TEXT SHOWN:

>>>>>

NEW YORK: Social platforms Facebook and rival Snapchat are integrating news with their products with significant implications for publishers, as the social network says it will begin testing subscription options in October, according to reports.
Amid appeals for help from news publishers, financial site The Street.com reported, Facebook announced that it plans to erect a paywall around premium publisher content on its instant articles feature.
Speaking at the Digital Publishing Innovation Summit in New York on Tuesday, the network’s head of news partnerships, Campbell Brown, explained that newspapers and digital publishers alike had told her “'we want a subscription product. We want to be able to see a paywall in Facebook.'
“And that is something we are doing now”, Brown said. “We are launching a subscription product.” Brown added that the plan, which has been in the pipeline for some time, is based on premium and metered paywall plans.
The announcement follows a petition, submitted to Congress by the News Media Alliance earlier this month, to exempt publishers from antitrust legislation, thereby allowing them to “negotiate collectively with dominant online platforms,” the alliance said in a statement.

<<<<<

PROBLEMS TO WORK ON:
- 1) Answer these from the article on Facebook and news publishers:
(a) In what month will Facebook begin testing subscription options?
(b) Who is Facebook's head of news partnerships?
(c) Which group submitted a petition to Congress earlier this month?
- 2) Turn the paragraph beginning "The announcement follows a petition" in the article on Facebook and news publishers into a short list that keeps its main facts.
- 3) Reproduce the part of the article on Facebook and news publishers that starts at the words "Amid appeals for" and ends after the words "instant articles feature.".

EXCERPTED RECORDS:
>>>>>

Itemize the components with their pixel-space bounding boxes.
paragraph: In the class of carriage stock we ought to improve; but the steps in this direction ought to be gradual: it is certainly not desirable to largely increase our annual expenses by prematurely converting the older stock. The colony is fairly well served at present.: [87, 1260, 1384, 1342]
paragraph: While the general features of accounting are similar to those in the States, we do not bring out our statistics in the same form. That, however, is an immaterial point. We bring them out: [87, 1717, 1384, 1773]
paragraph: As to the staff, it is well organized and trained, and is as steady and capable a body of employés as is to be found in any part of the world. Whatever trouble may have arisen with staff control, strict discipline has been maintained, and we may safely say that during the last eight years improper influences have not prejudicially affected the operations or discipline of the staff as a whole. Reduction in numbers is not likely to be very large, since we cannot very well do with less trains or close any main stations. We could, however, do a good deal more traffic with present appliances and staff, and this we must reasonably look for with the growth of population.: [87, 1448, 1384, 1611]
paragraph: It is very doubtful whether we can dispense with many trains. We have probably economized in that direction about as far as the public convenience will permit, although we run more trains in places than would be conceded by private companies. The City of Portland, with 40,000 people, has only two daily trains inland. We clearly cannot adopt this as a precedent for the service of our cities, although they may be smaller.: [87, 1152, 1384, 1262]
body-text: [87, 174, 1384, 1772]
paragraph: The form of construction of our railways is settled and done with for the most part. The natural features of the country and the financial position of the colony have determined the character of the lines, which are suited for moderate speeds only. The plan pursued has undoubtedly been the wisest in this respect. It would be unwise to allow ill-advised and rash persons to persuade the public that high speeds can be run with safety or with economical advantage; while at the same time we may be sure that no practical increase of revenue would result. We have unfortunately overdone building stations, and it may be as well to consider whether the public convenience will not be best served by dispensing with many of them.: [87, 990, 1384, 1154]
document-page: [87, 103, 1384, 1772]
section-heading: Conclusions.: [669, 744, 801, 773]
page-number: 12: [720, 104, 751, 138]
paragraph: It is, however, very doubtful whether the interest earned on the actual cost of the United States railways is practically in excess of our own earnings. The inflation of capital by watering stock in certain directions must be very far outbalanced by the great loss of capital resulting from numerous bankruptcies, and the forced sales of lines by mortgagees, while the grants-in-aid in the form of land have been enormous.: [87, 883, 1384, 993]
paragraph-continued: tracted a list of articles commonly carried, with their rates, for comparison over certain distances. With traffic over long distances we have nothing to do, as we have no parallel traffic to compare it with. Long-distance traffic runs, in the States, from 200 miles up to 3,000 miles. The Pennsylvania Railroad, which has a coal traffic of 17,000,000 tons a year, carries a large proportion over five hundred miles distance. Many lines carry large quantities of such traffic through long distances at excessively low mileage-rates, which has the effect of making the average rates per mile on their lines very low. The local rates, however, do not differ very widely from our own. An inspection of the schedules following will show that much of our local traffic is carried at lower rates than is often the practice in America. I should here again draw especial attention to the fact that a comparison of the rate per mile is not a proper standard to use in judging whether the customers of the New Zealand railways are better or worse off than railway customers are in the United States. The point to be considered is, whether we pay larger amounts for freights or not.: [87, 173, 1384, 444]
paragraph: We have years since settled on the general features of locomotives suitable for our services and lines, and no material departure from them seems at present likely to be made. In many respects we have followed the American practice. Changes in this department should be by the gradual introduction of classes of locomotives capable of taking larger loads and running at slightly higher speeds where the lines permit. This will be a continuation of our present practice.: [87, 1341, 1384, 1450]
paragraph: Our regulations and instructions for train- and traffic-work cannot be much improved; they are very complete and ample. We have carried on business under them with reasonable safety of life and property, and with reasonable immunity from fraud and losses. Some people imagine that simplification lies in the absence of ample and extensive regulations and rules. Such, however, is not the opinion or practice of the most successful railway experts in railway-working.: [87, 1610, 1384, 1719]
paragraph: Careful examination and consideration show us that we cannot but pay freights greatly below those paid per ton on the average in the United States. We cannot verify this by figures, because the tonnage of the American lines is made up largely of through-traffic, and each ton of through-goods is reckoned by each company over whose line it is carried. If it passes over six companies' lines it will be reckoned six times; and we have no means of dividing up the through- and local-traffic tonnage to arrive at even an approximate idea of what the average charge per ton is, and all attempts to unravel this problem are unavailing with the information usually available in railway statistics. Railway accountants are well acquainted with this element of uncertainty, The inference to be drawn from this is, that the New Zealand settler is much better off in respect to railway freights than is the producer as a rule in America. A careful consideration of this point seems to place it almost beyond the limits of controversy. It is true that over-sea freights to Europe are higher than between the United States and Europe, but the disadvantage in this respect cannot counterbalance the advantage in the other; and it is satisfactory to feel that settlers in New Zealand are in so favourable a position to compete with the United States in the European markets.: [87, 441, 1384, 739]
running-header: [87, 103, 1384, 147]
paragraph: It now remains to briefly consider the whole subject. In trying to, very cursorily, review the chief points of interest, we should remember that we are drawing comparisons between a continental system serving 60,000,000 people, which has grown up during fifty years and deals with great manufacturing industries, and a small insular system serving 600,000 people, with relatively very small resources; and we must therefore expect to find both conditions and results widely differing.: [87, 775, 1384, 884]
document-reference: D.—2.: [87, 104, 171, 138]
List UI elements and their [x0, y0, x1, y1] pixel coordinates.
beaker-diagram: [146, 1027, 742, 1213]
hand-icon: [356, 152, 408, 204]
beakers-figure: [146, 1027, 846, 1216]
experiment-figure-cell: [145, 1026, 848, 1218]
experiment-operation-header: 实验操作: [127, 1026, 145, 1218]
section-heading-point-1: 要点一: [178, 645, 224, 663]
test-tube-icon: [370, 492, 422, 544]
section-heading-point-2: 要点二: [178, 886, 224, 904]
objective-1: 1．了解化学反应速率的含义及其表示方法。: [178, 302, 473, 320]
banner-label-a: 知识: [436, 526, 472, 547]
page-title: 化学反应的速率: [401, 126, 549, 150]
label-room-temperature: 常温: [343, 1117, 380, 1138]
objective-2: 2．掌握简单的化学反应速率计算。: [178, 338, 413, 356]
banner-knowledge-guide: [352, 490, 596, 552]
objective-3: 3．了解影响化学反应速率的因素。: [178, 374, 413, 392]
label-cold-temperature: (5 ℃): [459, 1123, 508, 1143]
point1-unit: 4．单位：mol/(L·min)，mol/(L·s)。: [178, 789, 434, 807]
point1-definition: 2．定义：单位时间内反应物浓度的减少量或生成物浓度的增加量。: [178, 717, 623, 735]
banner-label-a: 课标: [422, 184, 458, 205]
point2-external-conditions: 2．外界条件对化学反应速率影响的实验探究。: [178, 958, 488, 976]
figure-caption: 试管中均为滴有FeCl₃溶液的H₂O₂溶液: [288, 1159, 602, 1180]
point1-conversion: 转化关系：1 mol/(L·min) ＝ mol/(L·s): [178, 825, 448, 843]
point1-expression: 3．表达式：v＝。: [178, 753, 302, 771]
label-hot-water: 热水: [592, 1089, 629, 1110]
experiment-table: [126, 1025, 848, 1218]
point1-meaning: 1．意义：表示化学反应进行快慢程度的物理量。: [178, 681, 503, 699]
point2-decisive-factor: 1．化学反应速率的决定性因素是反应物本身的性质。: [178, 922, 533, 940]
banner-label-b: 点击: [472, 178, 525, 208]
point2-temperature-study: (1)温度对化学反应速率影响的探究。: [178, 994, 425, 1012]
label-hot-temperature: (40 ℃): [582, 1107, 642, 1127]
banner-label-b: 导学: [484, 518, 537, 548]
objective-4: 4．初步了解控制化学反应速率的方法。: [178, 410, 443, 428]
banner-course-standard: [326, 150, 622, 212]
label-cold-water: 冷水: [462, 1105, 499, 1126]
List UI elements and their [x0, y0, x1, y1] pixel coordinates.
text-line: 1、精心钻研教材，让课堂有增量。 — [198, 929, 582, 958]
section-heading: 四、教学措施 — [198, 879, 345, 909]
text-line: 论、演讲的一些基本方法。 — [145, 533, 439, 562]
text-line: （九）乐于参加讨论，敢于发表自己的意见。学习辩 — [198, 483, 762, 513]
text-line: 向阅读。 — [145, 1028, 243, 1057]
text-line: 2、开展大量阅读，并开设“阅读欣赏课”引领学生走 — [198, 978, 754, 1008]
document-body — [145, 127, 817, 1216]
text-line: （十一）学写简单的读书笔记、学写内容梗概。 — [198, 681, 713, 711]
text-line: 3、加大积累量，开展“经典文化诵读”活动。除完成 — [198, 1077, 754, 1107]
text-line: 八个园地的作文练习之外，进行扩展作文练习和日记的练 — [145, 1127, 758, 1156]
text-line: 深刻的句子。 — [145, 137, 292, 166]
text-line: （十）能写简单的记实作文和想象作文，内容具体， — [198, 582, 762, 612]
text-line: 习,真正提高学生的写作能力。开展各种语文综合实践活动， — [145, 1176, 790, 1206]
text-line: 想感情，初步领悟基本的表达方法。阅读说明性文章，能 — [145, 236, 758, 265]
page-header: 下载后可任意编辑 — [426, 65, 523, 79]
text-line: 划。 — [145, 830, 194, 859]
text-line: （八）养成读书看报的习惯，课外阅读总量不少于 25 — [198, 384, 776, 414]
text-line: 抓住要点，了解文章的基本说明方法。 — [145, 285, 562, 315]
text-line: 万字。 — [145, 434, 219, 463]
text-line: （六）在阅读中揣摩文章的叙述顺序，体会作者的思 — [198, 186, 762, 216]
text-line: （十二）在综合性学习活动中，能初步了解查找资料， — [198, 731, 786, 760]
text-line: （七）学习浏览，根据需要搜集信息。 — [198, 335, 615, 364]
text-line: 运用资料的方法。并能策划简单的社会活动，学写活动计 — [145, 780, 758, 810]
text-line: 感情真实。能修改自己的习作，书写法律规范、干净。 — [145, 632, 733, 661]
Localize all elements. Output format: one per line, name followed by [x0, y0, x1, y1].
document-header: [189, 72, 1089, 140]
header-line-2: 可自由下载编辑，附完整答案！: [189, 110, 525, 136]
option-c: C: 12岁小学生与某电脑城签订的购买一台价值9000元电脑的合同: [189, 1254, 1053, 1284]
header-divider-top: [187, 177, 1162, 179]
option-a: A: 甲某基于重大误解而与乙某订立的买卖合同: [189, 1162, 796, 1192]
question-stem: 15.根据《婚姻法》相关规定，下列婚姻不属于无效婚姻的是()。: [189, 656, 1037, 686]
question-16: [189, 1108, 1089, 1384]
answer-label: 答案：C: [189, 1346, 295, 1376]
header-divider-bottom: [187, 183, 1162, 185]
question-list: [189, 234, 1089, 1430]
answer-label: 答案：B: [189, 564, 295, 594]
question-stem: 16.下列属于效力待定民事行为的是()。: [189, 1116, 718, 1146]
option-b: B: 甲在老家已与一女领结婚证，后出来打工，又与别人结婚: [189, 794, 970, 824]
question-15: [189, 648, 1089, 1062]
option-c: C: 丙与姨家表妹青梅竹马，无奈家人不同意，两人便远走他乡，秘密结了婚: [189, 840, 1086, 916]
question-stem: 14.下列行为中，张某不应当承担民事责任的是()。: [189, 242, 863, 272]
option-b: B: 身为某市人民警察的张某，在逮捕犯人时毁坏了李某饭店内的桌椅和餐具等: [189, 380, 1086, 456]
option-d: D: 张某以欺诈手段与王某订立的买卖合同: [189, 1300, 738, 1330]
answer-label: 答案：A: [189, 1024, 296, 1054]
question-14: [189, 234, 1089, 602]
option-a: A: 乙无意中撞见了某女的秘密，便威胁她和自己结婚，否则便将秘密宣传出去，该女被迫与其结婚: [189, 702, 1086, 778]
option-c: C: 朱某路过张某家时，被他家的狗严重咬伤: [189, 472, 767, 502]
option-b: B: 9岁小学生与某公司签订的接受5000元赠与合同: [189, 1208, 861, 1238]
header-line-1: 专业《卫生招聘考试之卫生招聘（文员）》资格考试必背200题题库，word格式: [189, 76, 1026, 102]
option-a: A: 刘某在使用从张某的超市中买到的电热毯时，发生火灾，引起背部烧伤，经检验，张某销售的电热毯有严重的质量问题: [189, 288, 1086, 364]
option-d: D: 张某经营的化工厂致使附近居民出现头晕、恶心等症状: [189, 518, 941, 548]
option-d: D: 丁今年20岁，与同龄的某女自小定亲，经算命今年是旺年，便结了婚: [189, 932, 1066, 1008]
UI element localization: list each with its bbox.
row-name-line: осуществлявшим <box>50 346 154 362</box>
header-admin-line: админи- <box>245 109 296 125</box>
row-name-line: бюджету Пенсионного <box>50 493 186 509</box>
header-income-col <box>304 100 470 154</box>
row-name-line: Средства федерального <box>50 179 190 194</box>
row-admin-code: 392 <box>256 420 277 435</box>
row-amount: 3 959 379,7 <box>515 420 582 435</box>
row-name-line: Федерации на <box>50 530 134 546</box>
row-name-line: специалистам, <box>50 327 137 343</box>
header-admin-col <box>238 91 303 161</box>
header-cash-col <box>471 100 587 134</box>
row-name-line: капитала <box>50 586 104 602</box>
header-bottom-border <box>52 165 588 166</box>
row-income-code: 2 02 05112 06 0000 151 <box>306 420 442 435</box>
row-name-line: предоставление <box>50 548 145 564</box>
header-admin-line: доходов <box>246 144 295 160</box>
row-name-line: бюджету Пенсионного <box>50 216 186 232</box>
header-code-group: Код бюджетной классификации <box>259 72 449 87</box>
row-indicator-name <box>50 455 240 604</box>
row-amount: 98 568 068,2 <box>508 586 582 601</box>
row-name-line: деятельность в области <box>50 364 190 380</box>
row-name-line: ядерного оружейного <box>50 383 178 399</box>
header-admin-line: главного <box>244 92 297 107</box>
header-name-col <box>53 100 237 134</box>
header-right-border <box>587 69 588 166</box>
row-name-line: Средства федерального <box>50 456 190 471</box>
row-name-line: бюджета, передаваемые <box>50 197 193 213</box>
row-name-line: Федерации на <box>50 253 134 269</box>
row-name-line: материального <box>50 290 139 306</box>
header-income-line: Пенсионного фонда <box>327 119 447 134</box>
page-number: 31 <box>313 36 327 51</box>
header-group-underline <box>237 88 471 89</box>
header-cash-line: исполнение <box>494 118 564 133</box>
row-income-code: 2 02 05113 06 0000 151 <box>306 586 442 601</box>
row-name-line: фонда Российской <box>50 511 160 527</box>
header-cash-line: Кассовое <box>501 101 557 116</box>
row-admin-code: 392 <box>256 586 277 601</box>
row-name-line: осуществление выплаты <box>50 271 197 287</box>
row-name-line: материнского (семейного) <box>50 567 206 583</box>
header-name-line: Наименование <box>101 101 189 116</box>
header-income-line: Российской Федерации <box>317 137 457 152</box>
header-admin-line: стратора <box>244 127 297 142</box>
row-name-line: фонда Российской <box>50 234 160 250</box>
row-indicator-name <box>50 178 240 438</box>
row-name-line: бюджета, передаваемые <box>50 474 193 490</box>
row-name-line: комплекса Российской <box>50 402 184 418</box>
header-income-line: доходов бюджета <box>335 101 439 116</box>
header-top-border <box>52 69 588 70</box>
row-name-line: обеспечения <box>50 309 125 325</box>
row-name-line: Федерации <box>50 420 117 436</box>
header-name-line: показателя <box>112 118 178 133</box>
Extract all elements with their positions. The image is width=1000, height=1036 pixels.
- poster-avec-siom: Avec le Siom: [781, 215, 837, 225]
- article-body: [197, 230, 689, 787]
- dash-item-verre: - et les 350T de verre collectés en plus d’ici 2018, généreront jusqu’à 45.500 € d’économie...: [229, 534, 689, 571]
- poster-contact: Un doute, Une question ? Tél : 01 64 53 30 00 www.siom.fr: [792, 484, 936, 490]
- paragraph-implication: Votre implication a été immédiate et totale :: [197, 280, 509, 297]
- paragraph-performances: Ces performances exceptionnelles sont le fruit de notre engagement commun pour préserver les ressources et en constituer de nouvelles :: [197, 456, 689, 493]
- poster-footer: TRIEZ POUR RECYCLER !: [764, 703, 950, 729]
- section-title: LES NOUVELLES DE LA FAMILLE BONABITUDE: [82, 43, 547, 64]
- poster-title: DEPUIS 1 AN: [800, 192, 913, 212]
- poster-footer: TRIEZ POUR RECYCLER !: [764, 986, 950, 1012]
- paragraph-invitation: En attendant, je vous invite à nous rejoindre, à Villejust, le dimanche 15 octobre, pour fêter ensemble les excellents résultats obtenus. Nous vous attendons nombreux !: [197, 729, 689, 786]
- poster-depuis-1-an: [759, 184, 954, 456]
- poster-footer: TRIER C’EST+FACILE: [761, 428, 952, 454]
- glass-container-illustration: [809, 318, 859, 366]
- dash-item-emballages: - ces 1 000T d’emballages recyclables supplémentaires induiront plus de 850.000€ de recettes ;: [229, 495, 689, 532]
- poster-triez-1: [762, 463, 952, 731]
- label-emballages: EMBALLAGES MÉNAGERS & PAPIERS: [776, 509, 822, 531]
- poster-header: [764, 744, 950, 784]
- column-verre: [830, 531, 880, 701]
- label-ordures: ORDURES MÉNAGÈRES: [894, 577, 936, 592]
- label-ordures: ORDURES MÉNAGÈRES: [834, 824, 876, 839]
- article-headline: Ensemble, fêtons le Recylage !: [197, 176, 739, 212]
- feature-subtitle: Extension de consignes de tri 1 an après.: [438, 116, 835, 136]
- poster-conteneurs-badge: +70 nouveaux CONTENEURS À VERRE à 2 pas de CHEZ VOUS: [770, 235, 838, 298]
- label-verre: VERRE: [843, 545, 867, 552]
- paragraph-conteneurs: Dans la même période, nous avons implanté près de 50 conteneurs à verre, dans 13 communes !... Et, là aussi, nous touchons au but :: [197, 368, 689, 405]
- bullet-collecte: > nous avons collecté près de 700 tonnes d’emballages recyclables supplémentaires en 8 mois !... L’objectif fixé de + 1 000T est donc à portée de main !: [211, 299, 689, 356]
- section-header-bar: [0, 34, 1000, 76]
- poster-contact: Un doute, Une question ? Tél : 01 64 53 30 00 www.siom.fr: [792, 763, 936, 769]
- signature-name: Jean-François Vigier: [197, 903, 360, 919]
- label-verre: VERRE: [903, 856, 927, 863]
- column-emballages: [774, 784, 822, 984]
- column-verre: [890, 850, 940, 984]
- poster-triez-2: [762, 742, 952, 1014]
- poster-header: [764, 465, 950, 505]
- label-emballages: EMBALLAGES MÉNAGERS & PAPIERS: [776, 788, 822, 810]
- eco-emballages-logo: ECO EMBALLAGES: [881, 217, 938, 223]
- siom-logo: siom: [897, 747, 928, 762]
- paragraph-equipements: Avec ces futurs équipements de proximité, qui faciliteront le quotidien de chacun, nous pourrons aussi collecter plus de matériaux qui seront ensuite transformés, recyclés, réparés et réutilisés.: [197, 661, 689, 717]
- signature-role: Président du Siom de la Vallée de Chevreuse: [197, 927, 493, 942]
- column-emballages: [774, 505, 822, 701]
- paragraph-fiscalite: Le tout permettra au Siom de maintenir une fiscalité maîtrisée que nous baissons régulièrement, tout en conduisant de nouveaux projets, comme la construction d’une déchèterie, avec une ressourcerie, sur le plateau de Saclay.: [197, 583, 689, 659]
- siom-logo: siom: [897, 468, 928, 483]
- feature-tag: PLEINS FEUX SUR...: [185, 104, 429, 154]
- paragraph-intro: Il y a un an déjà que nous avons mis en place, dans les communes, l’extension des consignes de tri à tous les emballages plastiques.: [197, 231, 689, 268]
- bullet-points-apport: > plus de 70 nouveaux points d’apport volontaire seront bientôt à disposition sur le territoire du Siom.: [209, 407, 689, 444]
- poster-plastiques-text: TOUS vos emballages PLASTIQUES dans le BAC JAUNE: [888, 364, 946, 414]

<<<<<

RESPONSES:
- 1)
(a) October
(b) Campbell Brown
(c) The News Media Alliance

- 2)
- The announcement follows a petition that the News Media Alliance sent to Congress earlier this month.
- The petition asks that publishers be exempted from antitrust legislation.
- This would let publishers "negotiate collectively with dominant online platforms," the alliance said in a statement.

- 3)
Amid appeals for help from news publishers, financial site The Street.com reported, Facebook announced that it plans to erect a paywall around premium publisher content on its instant articles feature.